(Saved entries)
· · · · ·
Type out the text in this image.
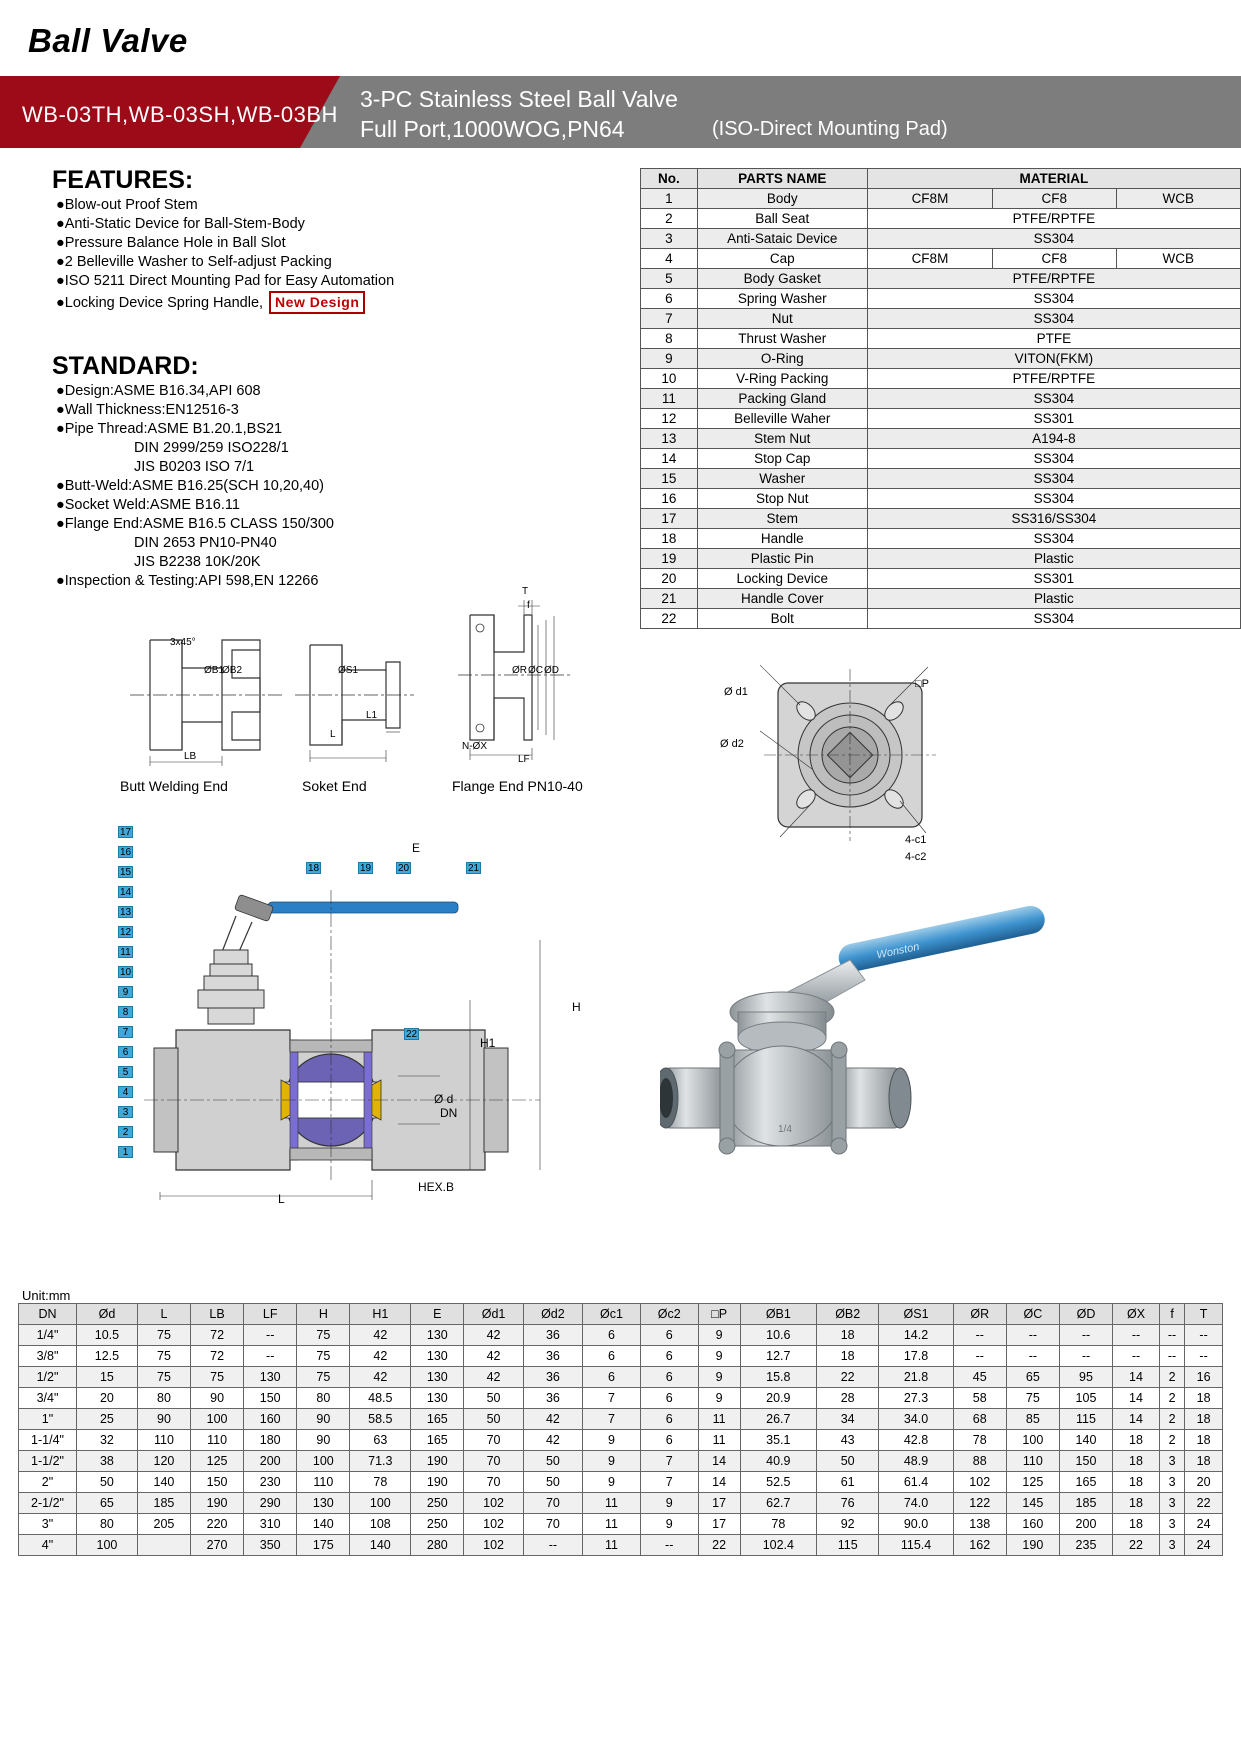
Ball Valve
WB-03TH,WB-03SH,WB-03BH
3-PC Stainless Steel Ball Valve
Full Port,1000WOG,PN64	(ISO-Direct Mounting Pad)
FEATURES:
●Blow-out Proof Stem
●Anti-Static Device for Ball-Stem-Body
●Pressure Balance Hole in Ball Slot
●2 Belleville Washer to Self-adjust Packing
●ISO 5211 Direct Mounting Pad for Easy Automation
●Locking Device Spring Handle, New Design
STANDARD:
●Design:ASME B16.34,API 608
●Wall Thickness:EN12516-3
●Pipe Thread:ASME B1.20.1,BS21
DIN 2999/259 ISO228/1
JIS B0203 ISO 7/1
●Butt-Weld:ASME B16.25(SCH 10,20,40)
●Socket Weld:ASME B16.11
●Flange End:ASME B16.5 CLASS 150/300
DIN 2653 PN10-PN40
JIS B2238 10K/20K
●Inspection & Testing:API 598,EN 12266
No.	PARTS NAME	MATERIAL		
1	Body	CF8M	CF8	WCB
2	Ball Seat	PTFE/RPTFE		
3	Anti-Sataic Device	SS304		
4	Cap	CF8M	CF8	WCB
5	Body Gasket	PTFE/RPTFE		
6	Spring Washer	SS304		
7	Nut	SS304		
8	Thrust Washer	PTFE		
9	O-Ring	VITON(FKM)		
10	V-Ring Packing	PTFE/RPTFE		
11	Packing Gland	SS304		
12	Belleville Waher	SS301		
13	Stem Nut	A194-8		
14	Stop Cap	SS304		
15	Washer	SS304		
16	Stop Nut	SS304		
17	Stem	SS316/SS304		
18	Handle	SS304		
19	Plastic Pin	Plastic		
20	Locking Device	SS301		
21	Handle Cover	Plastic		
22	Bolt	SS304		
LB
ØB1
ØB2
3x45°
L
L1
ØS1
T
f
ØR ØC ØD
N-ØX
LF
Butt Welding End	Soket End	Flange End PN10-40
Ø d1
Ø d2
□P
4-c1
4-c2
17
16
15
14
13
12
11
10
9
8
7
6
5
4
3
2
1
18	19	20	21
22
E
H
H1
Ø d
DN
L
HEX.B
Wonston
1/4
Unit:mm
DN	Ød	L	LB	LF	H	H1	E	Ød1	Ød2	Øc1	Øc2	□P	ØB1	ØB2	ØS1	ØR	ØC	ØD	ØX	f	T
1/4"	10.5	75	72	--	75	42	130	42	36	6	6	9	10.6	18	14.2	--	--	--	--	--	--
3/8"	12.5	75	72	--	75	42	130	42	36	6	6	9	12.7	18	17.8	--	--	--	--	--	--
1/2"	15	75	75	130	75	42	130	42	36	6	6	9	15.8	22	21.8	45	65	95	14	2	16
3/4"	20	80	90	150	80	48.5	130	50	36	7	6	9	20.9	28	27.3	58	75	105	14	2	18
1"	25	90	100	160	90	58.5	165	50	42	7	6	11	26.7	34	34.0	68	85	115	14	2	18
1-1/4"	32	110	110	180	90	63	165	70	42	9	6	11	35.1	43	42.8	78	100	140	18	2	18
1-1/2"	38	120	125	200	100	71.3	190	70	50	9	7	14	40.9	50	48.9	88	110	150	18	3	18
2"	50	140	150	230	110	78	190	70	50	9	7	14	52.5	61	61.4	102	125	165	18	3	20
2-1/2"	65	185	190	290	130	100	250	102	70	11	9	17	62.7	76	74.0	122	145	185	18	3	22
3"	80	205	220	310	140	108	250	102	70	11	9	17	78	92	90.0	138	160	200	18	3	24
4"	100		270	350	175	140	280	102	--	11	--	22	102.4	115	115.4	162	190	235	22	3	24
· · · · ·
Retype all entries exactly as they appear, dropping the images.

**Correct answer**
Type out the text in this image.
Ball Valve
WB-03TH,WB-03SH,WB-03BH
3-PC Stainless Steel Ball Valve
Full Port,1000WOG,PN64	(ISO-Direct Mounting Pad)
FEATURES:
●Blow-out Proof Stem
●Anti-Static Device for Ball-Stem-Body
●Pressure Balance Hole in Ball Slot
●2 Belleville Washer to Self-adjust Packing
●ISO 5211 Direct Mounting Pad for Easy Automation
●Locking Device Spring Handle, New Design
STANDARD:
●Design:ASME B16.34,API 608
●Wall Thickness:EN12516-3
●Pipe Thread:ASME B1.20.1,BS21
DIN 2999/259 ISO228/1
JIS B0203 ISO 7/1
●Butt-Weld:ASME B16.25(SCH 10,20,40)
●Socket Weld:ASME B16.11
●Flange End:ASME B16.5 CLASS 150/300
DIN 2653 PN10-PN40
JIS B2238 10K/20K
●Inspection & Testing:API 598,EN 12266
No.	PARTS NAME	MATERIAL		
1	Body	CF8M	CF8	WCB
2	Ball Seat	PTFE/RPTFE		
3	Anti-Sataic Device	SS304		
4	Cap	CF8M	CF8	WCB
5	Body Gasket	PTFE/RPTFE		
6	Spring Washer	SS304		
7	Nut	SS304		
8	Thrust Washer	PTFE		
9	O-Ring	VITON(FKM)		
10	V-Ring Packing	PTFE/RPTFE		
11	Packing Gland	SS304		
12	Belleville Waher	SS301		
13	Stem Nut	A194-8		
14	Stop Cap	SS304		
15	Washer	SS304		
16	Stop Nut	SS304		
17	Stem	SS316/SS304		
18	Handle	SS304		
19	Plastic Pin	Plastic		
20	Locking Device	SS301		
21	Handle Cover	Plastic		
22	Bolt	SS304		
LB
ØB1
ØB2
3x45°
L
L1
ØS1
T
f
ØR ØC ØD
N-ØX
LF
Butt Welding End	Soket End	Flange End PN10-40
Ø d1
Ø d2
□P
4-c1
4-c2
17
16
15
14
13
12
11
10
9
8
7
6
5
4
3
2
1
18	19	20	21
22
E
H
H1
Ø d
DN
L
HEX.B
Wonston
1/4
Unit:mm
DN	Ød	L	LB	LF	H	H1	E	Ød1	Ød2	Øc1	Øc2	□P	ØB1	ØB2	ØS1	ØR	ØC	ØD	ØX	f	T
1/4"	10.5	75	72	--	75	42	130	42	36	6	6	9	10.6	18	14.2	--	--	--	--	--	--
3/8"	12.5	75	72	--	75	42	130	42	36	6	6	9	12.7	18	17.8	--	--	--	--	--	--
1/2"	15	75	75	130	75	42	130	42	36	6	6	9	15.8	22	21.8	45	65	95	14	2	16
3/4"	20	80	90	150	80	48.5	130	50	36	7	6	9	20.9	28	27.3	58	75	105	14	2	18
1"	25	90	100	160	90	58.5	165	50	42	7	6	11	26.7	34	34.0	68	85	115	14	2	18
1-1/4"	32	110	110	180	90	63	165	70	42	9	6	11	35.1	43	42.8	78	100	140	18	2	18
1-1/2"	38	120	125	200	100	71.3	190	70	50	9	7	14	40.9	50	48.9	88	110	150	18	3	18
2"	50	140	150	230	110	78	190	70	50	9	7	14	52.5	61	61.4	102	125	165	18	3	20
2-1/2"	65	185	190	290	130	100	250	102	70	11	9	17	62.7	76	74.0	122	145	185	18	3	22
3"	80	205	220	310	140	108	250	102	70	11	9	17	78	92	90.0	138	160	200	18	3	24
4"	100		270	350	175	140	280	102	--	11	--	22	102.4	115	115.4	162	190	235	22	3	24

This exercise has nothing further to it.